Exclude any images and output the remaining records exactly.
***** EXCERPTED DATA *****
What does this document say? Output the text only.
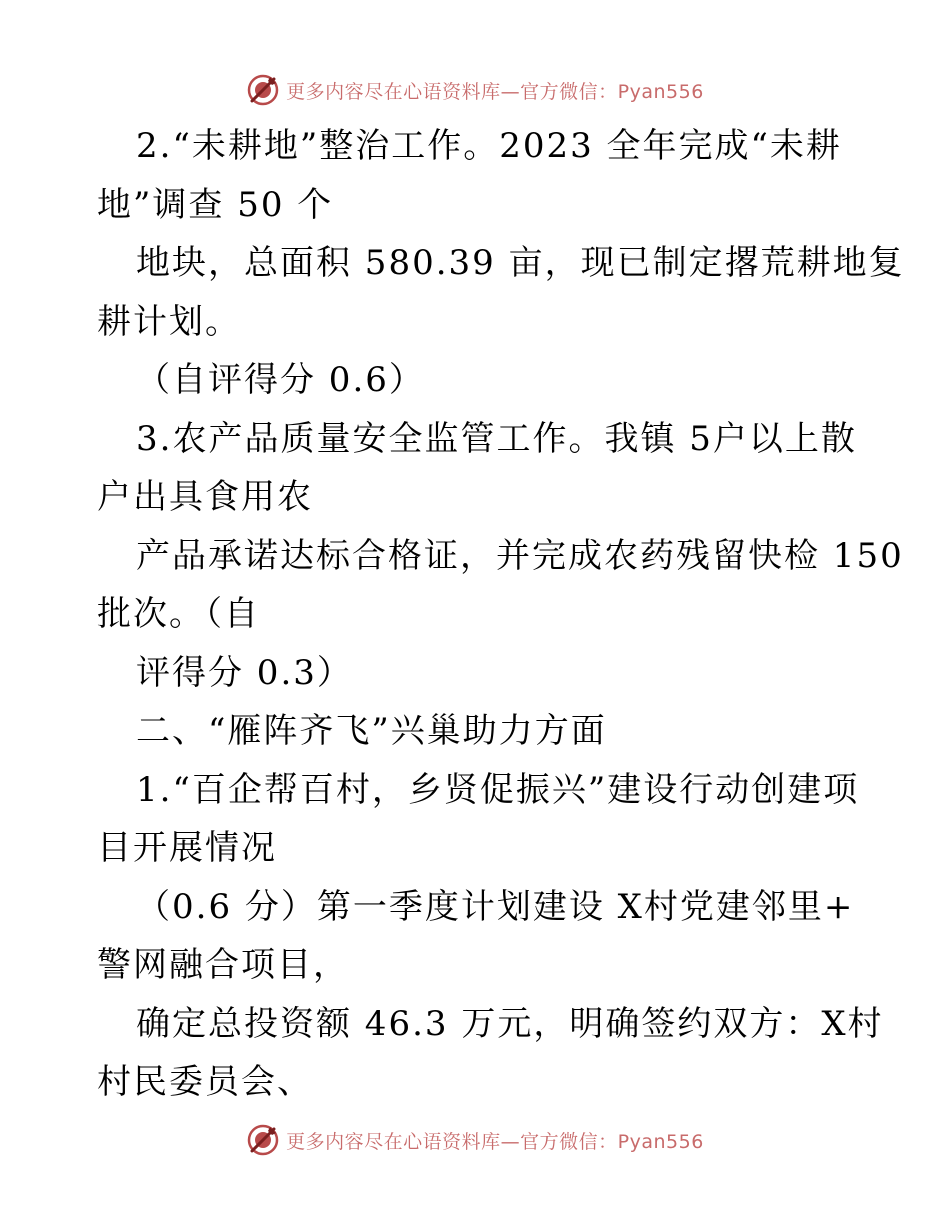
更多内容尽在心语资料库—官方微信：Pyan556
2.“未耕地”整治工作。2023 全年完成“未耕
地”调查 50 个
地块，总面积 580.39 亩，现已制定撂荒耕地复
耕计划。
（自评得分 0.6）
3.农产品质量安全监管工作。我镇 5户以上散
户出具食用农
产品承诺达标合格证，并完成农药残留快检 150
批次。（自
评得分 0.3）
二、“雁阵齐飞”兴巢助力方面
1.“百企帮百村，乡贤促振兴”建设行动创建项
目开展情况
（0.6 分）第一季度计划建设 X村党建邻里+
警网融合项目，
确定总投资额 46.3 万元，明确签约双方：X村
村民委员会、
更多内容尽在心语资料库—官方微信：Pyan556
*****
◆ COMPLETE OUTPUT:
What does this document say? Output the text only.
更多内容尽在心语资料库—官方微信：Pyan556
2.“未耕地”整治工作。2023 全年完成“未耕
地”调查 50 个
地块，总面积 580.39 亩，现已制定撂荒耕地复
耕计划。
（自评得分 0.6）
3.农产品质量安全监管工作。我镇 5户以上散
户出具食用农
产品承诺达标合格证，并完成农药残留快检 150
批次。（自
评得分 0.3）
二、“雁阵齐飞”兴巢助力方面
1.“百企帮百村，乡贤促振兴”建设行动创建项
目开展情况
（0.6 分）第一季度计划建设 X村党建邻里+
警网融合项目，
确定总投资额 46.3 万元，明确签约双方：X村
村民委员会、
更多内容尽在心语资料库—官方微信：Pyan556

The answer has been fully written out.